#### [Supplied material]

= = =

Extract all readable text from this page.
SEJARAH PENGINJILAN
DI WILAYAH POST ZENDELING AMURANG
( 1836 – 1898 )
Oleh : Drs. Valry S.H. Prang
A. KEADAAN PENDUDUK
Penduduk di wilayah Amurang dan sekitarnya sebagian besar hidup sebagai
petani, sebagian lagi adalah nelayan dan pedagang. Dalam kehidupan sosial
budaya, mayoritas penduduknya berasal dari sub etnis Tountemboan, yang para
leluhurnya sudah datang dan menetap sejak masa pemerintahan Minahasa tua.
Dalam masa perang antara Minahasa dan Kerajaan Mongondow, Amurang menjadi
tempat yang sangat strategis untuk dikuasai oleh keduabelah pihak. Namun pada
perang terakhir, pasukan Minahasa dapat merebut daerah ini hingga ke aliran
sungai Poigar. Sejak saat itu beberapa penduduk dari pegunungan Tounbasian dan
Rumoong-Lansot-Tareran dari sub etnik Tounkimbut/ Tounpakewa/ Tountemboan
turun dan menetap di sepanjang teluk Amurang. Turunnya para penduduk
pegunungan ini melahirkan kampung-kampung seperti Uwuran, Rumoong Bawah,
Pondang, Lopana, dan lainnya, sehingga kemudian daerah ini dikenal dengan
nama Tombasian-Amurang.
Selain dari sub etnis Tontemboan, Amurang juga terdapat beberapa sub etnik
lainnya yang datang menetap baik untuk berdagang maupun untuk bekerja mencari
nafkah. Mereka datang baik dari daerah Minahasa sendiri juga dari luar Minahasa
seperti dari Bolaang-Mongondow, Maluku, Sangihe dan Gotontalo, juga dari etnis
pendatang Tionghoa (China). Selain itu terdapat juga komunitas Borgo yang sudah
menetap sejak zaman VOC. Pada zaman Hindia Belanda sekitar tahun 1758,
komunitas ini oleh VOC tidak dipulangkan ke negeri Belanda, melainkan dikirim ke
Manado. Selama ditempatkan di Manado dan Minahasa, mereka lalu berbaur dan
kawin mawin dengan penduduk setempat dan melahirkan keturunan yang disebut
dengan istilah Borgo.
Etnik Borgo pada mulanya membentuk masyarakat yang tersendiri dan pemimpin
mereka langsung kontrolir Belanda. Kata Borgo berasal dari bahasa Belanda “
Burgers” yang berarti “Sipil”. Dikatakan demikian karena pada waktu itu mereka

= = =

#### [Instruction]
From the entries above, extract each line containing "juga".

#### [Task result]
Selain dari sub etnis Tontemboan, Amurang juga terdapat beberapa sub etnik
nafkah. Mereka datang baik dari daerah Minahasa sendiri juga dari luar Minahasa
seperti dari Bolaang-Mongondow, Maluku, Sangihe dan Gotontalo, juga dari etnis
pendatang Tionghoa (China). Selain itu terdapat juga komunitas Borgo yang sudah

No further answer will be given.